-------- DATA PROVIDED --------
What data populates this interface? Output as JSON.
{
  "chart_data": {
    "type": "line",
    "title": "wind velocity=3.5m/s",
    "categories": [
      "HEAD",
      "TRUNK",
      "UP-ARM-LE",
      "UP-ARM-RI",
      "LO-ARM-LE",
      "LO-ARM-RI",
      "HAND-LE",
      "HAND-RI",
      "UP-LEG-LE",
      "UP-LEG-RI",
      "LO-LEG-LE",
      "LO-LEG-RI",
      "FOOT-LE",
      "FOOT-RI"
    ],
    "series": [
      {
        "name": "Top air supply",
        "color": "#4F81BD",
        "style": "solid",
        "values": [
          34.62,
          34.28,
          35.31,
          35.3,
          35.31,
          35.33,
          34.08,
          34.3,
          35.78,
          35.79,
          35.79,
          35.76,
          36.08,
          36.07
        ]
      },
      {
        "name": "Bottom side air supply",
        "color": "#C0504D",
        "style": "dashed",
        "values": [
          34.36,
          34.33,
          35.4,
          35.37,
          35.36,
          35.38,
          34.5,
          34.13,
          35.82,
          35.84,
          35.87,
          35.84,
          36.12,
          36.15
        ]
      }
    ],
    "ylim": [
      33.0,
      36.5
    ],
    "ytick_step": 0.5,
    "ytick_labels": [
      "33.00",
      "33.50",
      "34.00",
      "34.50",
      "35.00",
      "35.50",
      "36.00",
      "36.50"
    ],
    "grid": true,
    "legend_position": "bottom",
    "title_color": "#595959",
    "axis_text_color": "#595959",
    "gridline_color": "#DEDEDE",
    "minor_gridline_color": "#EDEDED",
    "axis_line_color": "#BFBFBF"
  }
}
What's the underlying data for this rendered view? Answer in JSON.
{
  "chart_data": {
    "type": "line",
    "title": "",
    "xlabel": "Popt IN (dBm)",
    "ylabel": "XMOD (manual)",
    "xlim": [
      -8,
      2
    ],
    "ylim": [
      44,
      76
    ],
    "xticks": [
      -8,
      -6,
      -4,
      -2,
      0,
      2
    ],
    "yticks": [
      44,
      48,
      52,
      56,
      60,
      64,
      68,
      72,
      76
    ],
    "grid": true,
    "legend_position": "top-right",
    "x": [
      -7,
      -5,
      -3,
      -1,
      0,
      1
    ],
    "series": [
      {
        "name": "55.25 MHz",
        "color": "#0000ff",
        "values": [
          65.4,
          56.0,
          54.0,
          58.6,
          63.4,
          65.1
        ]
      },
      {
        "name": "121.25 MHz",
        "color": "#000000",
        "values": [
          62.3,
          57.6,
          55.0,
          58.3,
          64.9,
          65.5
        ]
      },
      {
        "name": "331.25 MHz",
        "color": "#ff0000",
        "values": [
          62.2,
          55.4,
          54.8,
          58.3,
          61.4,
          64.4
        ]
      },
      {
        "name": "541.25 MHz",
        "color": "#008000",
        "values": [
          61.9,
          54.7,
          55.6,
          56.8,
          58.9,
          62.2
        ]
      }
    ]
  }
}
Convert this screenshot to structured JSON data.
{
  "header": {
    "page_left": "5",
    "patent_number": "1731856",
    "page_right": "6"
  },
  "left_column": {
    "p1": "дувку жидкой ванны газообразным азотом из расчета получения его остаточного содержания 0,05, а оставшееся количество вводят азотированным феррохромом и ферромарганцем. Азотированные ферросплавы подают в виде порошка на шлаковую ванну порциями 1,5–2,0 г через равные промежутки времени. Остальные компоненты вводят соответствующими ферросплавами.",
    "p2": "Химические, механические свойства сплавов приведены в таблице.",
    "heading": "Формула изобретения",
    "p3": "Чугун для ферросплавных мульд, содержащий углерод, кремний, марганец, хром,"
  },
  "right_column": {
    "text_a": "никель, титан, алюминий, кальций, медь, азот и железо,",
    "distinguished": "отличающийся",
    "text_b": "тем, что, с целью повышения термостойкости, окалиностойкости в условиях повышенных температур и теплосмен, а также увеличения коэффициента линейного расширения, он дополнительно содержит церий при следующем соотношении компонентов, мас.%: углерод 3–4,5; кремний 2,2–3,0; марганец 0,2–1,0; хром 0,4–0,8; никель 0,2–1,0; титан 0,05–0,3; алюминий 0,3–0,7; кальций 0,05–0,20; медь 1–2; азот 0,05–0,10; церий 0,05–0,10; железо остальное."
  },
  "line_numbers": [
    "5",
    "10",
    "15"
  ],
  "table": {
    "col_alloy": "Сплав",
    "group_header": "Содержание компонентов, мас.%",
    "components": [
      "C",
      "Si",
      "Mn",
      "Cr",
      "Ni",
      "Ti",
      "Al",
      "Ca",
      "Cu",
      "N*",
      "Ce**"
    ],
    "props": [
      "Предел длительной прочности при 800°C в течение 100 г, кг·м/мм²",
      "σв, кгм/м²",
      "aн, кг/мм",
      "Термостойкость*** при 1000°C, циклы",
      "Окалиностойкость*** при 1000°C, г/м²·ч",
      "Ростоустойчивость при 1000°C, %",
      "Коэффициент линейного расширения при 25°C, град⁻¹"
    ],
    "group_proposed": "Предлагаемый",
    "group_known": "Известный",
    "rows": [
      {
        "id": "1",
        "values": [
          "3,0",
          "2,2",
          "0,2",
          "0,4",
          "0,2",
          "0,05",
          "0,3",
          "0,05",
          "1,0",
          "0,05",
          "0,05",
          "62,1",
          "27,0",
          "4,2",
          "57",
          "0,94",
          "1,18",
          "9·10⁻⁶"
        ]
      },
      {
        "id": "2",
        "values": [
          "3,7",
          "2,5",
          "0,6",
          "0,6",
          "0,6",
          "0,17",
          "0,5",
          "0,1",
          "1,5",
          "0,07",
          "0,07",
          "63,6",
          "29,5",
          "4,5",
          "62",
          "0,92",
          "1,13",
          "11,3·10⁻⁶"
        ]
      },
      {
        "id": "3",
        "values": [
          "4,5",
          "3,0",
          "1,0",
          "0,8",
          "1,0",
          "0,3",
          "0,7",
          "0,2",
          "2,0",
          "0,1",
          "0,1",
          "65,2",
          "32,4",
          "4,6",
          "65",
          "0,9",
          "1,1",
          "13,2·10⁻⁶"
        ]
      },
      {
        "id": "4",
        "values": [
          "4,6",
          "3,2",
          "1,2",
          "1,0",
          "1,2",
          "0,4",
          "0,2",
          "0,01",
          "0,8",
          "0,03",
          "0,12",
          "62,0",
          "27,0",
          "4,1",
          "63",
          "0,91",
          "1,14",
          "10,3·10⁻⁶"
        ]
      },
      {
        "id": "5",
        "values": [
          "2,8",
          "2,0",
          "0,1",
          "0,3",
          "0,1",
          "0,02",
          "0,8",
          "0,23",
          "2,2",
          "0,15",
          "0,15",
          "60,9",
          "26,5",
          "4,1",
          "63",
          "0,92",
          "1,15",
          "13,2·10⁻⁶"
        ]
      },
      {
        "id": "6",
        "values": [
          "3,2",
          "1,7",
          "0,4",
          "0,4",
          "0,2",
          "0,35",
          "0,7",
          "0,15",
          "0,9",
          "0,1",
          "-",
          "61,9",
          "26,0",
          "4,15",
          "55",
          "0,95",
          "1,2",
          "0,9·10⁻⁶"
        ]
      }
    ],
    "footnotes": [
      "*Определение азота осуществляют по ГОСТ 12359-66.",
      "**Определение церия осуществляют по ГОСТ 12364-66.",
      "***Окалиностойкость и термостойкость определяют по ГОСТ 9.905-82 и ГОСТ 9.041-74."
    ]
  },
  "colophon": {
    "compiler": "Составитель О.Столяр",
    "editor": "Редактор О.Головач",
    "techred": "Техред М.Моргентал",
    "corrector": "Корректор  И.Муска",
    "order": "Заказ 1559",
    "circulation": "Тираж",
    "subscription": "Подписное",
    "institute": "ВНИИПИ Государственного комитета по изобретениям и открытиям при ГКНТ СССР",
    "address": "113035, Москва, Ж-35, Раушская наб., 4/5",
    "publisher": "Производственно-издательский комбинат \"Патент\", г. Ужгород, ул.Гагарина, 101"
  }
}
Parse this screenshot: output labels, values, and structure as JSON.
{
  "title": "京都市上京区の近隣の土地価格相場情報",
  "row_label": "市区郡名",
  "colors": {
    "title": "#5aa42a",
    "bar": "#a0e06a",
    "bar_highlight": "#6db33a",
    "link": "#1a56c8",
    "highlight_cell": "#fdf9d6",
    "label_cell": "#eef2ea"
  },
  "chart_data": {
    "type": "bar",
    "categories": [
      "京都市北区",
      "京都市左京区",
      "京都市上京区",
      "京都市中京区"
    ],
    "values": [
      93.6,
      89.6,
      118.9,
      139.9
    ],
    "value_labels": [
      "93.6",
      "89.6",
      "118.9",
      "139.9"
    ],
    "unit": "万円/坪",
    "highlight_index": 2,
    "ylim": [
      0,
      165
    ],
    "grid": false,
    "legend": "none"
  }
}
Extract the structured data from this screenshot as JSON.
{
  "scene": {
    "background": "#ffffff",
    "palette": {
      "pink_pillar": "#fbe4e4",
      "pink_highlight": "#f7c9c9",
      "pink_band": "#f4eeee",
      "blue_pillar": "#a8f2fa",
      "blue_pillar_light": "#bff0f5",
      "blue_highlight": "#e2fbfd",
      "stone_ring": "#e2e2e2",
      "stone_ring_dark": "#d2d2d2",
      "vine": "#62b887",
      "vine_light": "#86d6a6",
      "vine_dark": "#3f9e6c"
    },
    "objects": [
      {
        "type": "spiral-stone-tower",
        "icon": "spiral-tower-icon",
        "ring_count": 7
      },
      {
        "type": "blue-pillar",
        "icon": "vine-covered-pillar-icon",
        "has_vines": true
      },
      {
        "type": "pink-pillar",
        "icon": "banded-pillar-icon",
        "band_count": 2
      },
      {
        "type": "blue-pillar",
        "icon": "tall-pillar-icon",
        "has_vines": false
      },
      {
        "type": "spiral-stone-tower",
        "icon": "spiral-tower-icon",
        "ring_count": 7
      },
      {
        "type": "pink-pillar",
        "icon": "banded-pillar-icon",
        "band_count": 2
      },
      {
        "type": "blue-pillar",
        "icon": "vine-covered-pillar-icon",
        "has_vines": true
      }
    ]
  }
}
--------
WHAT THIS TASK INVOLVES: From the listing above, collect each line in which the string "медь" appears.

ANSWER TO THE PROBLEM:
    "text_a": "никель, титан, алюминий, кальций, медь, азот и железо,",
    "text_b": "тем, что, с целью повышения термостойкости, окалиностойкости в условиях повышенных температур и теплосмен, а также увеличения коэффициента линейного расширения, он дополнительно содержит церий при следующем соотношении компонентов, мас.%: углерод 3–4,5; кремний 2,2–3,0; марганец 0,2–1,0; хром 0,4–0,8; никель 0,2–1,0; титан 0,05–0,3; алюминий 0,3–0,7; кальций 0,05–0,20; медь 1–2; азот 0,05–0,10; церий 0,05–0,10; железо остальное."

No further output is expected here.